| TASK TO CARRY OUT |
Below is a block of records. Copy every line in it that contains the word "Todo".

Collected data
☆ ☆ ☆
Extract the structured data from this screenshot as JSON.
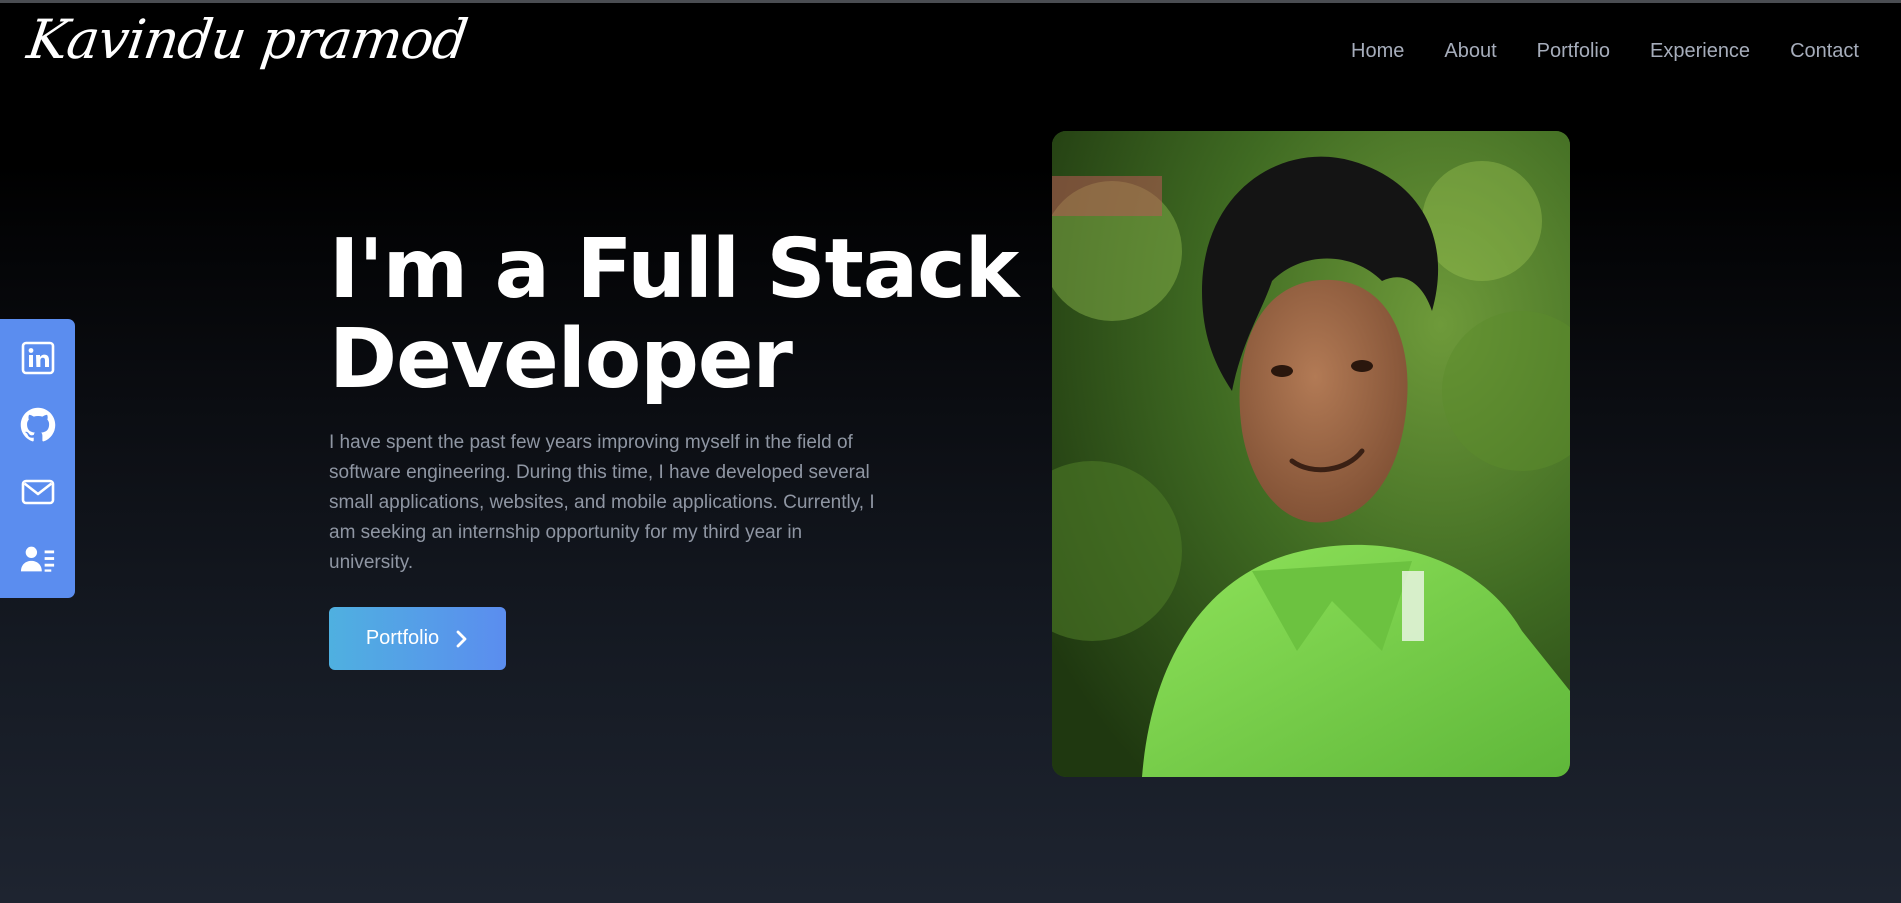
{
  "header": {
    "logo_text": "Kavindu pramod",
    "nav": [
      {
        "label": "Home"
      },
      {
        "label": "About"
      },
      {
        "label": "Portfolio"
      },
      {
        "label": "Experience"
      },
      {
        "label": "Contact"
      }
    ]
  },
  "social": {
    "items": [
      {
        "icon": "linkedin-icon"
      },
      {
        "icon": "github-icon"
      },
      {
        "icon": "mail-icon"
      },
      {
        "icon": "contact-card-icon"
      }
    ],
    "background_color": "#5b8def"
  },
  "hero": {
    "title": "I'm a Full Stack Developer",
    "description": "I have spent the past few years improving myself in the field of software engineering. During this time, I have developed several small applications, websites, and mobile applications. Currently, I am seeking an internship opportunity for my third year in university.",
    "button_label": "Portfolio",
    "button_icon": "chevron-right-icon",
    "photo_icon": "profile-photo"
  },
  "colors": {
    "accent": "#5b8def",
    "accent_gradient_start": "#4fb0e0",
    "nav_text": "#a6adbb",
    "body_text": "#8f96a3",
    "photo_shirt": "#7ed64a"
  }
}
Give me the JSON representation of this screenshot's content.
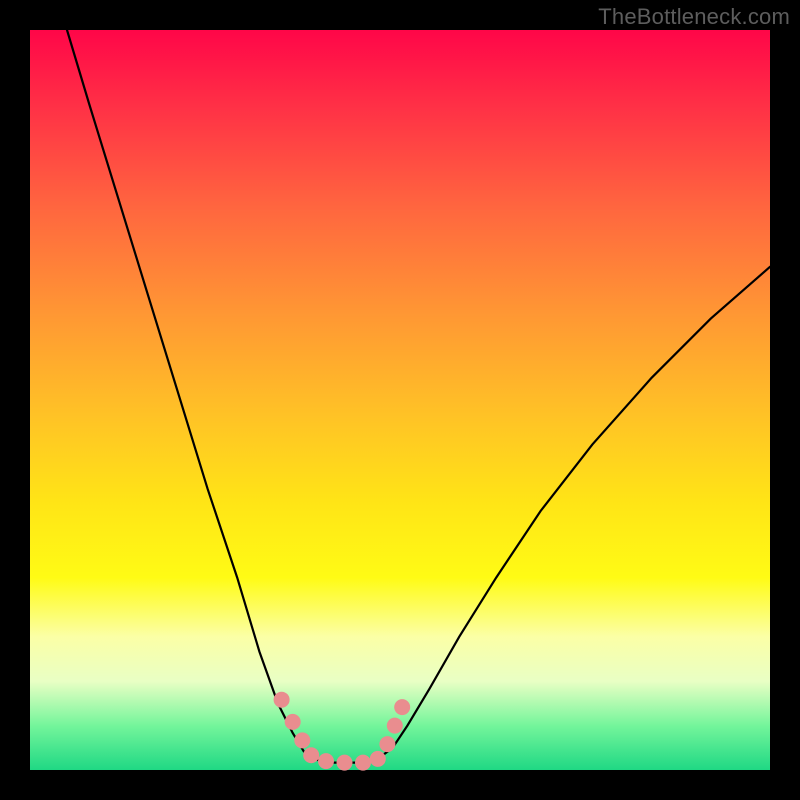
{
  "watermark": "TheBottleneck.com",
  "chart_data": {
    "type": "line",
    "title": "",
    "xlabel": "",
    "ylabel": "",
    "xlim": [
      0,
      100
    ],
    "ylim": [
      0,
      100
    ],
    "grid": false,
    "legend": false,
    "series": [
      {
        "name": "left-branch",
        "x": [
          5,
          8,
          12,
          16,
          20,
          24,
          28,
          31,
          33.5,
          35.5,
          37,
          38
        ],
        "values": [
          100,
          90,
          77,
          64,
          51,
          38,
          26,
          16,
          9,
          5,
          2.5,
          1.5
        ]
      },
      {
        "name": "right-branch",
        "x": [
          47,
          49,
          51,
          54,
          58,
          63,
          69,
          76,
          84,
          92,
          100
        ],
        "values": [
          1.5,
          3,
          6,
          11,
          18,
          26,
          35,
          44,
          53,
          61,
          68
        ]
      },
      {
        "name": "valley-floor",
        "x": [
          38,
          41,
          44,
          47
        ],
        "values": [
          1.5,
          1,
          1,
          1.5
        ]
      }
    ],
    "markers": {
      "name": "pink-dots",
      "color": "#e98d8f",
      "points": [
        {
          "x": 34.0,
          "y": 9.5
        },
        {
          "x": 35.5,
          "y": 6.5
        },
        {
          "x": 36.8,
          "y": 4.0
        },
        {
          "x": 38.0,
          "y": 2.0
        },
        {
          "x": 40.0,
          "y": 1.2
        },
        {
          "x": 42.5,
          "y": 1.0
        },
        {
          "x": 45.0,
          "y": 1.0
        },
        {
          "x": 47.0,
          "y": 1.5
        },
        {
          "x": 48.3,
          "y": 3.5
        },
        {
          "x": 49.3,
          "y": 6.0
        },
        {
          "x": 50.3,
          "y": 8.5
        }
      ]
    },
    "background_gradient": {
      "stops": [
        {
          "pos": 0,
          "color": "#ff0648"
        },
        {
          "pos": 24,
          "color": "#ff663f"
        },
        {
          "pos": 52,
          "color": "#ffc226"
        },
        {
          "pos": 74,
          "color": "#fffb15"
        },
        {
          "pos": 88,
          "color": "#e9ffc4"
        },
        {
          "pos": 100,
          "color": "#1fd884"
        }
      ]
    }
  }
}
☆ ☆ ☆
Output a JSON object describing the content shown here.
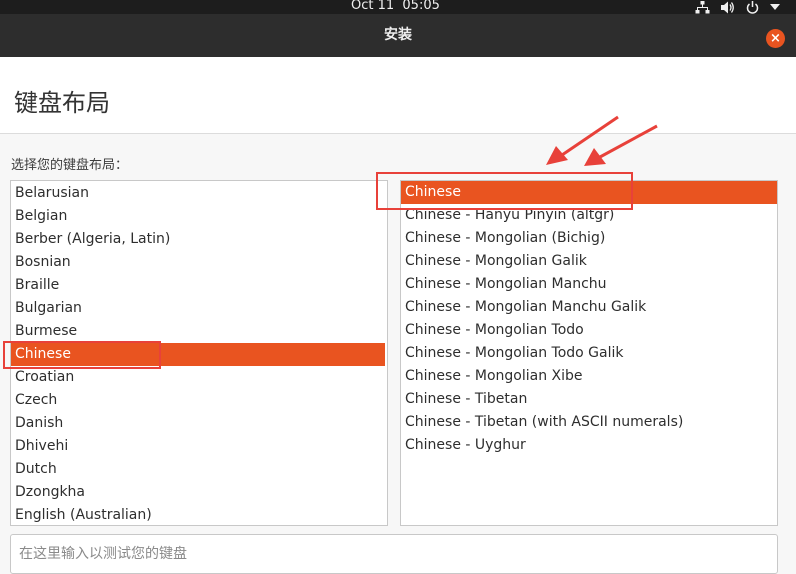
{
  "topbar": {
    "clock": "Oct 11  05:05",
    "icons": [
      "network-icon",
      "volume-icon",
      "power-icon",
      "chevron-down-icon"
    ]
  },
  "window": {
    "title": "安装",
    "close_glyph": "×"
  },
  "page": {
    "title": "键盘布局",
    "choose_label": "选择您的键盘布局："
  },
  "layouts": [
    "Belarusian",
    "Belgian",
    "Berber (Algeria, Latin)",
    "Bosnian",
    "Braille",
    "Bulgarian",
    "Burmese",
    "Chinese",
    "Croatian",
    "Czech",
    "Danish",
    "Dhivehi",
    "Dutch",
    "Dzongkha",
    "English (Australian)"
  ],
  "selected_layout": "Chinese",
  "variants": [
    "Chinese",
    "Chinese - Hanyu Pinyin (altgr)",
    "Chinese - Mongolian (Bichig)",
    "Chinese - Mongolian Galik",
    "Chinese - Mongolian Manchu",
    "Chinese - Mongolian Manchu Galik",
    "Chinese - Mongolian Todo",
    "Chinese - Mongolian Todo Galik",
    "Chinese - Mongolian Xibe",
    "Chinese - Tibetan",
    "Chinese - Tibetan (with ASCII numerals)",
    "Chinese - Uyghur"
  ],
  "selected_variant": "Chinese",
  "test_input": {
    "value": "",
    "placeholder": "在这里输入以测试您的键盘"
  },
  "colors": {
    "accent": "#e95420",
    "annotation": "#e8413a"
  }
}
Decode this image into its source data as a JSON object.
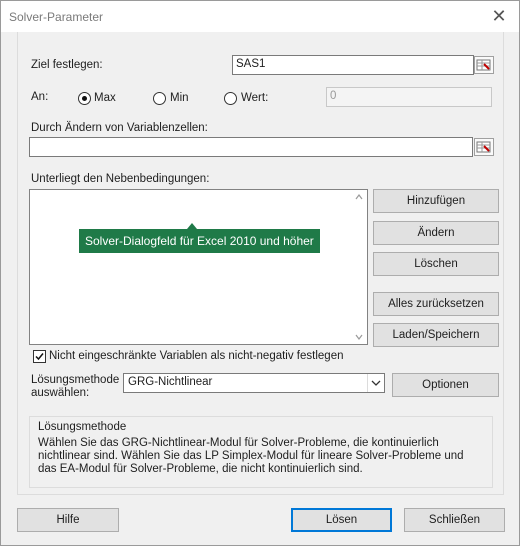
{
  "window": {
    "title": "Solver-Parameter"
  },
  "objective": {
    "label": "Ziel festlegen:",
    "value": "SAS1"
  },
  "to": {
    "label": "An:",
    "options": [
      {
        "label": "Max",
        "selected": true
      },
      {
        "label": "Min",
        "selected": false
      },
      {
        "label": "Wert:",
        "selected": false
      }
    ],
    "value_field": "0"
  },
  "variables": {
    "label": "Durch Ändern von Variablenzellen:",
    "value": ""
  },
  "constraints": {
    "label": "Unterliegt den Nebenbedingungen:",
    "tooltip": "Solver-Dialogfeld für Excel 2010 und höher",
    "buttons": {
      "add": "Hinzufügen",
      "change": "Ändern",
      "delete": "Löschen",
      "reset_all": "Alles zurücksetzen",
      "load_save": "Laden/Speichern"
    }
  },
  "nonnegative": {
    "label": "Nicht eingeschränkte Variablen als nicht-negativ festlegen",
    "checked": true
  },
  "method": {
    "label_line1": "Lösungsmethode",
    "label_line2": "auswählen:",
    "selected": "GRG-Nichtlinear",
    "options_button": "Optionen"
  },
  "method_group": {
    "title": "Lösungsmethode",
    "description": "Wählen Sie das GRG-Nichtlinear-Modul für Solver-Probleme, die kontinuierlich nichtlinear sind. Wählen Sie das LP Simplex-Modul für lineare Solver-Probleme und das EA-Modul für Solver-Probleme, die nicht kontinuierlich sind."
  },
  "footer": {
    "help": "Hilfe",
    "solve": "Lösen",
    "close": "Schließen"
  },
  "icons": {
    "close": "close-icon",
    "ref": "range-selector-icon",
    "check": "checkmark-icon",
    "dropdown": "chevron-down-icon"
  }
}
☆ ☆ ☆
| THE OUTPUT |
    "Chinese - Mongolian Todo",
    "Chinese - Mongolian Todo Galik",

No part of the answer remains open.